+++ Records provided +++

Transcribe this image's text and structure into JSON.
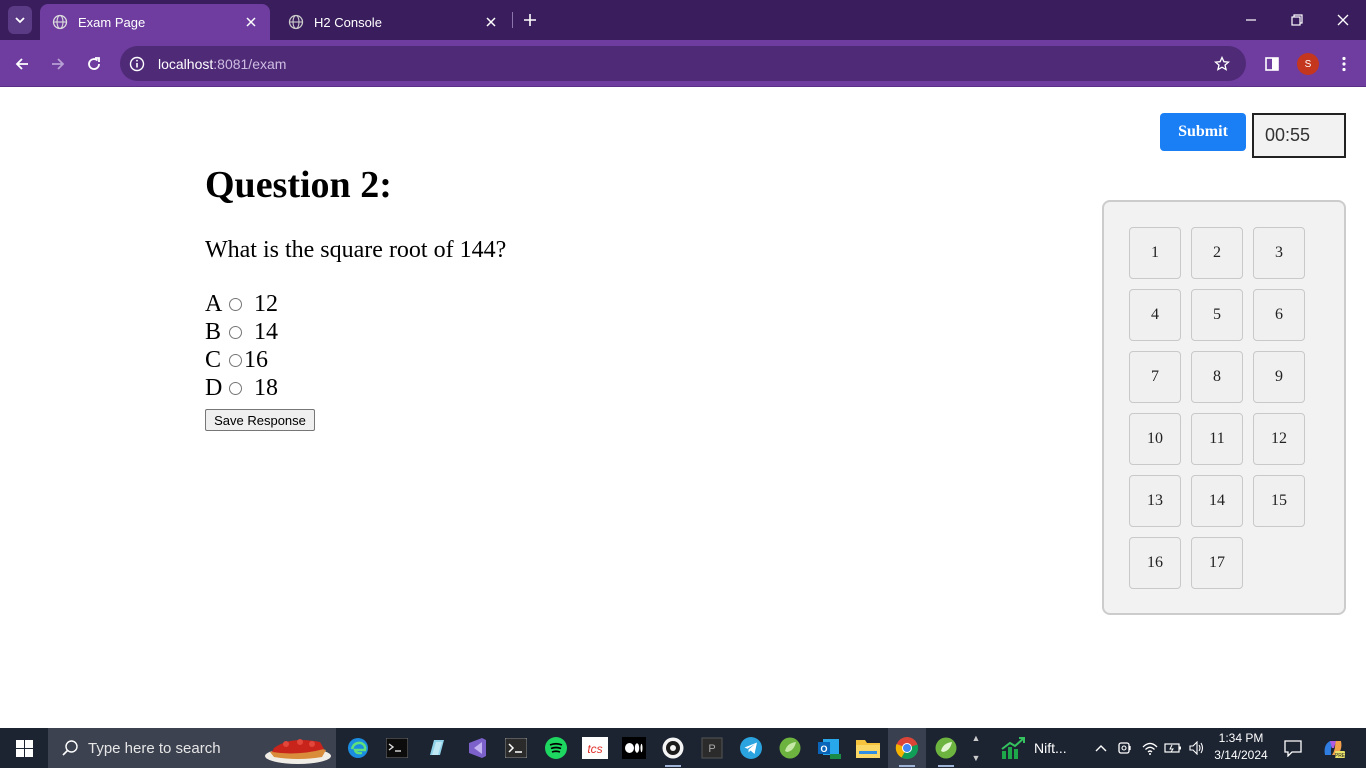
{
  "browser": {
    "tabs": [
      {
        "title": "Exam Page",
        "active": true
      },
      {
        "title": "H2 Console",
        "active": false
      }
    ],
    "url_host": "localhost",
    "url_path": ":8081/exam",
    "profile_initial": "S"
  },
  "exam": {
    "submit_label": "Submit",
    "timer": "00:55",
    "question_title": "Question 2:",
    "question_text": "What is the square root of 144?",
    "options": [
      {
        "letter": "A",
        "value": " 12"
      },
      {
        "letter": "B",
        "value": " 14"
      },
      {
        "letter": "C",
        "value": "16"
      },
      {
        "letter": "D",
        "value": " 18"
      }
    ],
    "save_label": "Save Response",
    "palette": [
      "1",
      "2",
      "3",
      "4",
      "5",
      "6",
      "7",
      "8",
      "9",
      "10",
      "11",
      "12",
      "13",
      "14",
      "15",
      "16",
      "17"
    ]
  },
  "taskbar": {
    "search_placeholder": "Type here to search",
    "nifty_label": "Nift...",
    "time": "1:34 PM",
    "date": "3/14/2024"
  },
  "colors": {
    "chrome_dark": "#3a1d5c",
    "chrome_toolbar": "#6e3d9f",
    "submit_blue": "#1a7ff5",
    "taskbar": "#1c2331"
  }
}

+++

**Set task**
Leave the pictures out and output the rest of the listing exactly.

**Result below**
Transcribe this image's text and structure into JSON.
{
  "browser": {
    "tabs": [
      {
        "title": "Exam Page",
        "active": true
      },
      {
        "title": "H2 Console",
        "active": false
      }
    ],
    "url_host": "localhost",
    "url_path": ":8081/exam",
    "profile_initial": "S"
  },
  "exam": {
    "submit_label": "Submit",
    "timer": "00:55",
    "question_title": "Question 2:",
    "question_text": "What is the square root of 144?",
    "options": [
      {
        "letter": "A",
        "value": " 12"
      },
      {
        "letter": "B",
        "value": " 14"
      },
      {
        "letter": "C",
        "value": "16"
      },
      {
        "letter": "D",
        "value": " 18"
      }
    ],
    "save_label": "Save Response",
    "palette": [
      "1",
      "2",
      "3",
      "4",
      "5",
      "6",
      "7",
      "8",
      "9",
      "10",
      "11",
      "12",
      "13",
      "14",
      "15",
      "16",
      "17"
    ]
  },
  "taskbar": {
    "search_placeholder": "Type here to search",
    "nifty_label": "Nift...",
    "time": "1:34 PM",
    "date": "3/14/2024"
  },
  "colors": {
    "chrome_dark": "#3a1d5c",
    "chrome_toolbar": "#6e3d9f",
    "submit_blue": "#1a7ff5",
    "taskbar": "#1c2331"
  }
}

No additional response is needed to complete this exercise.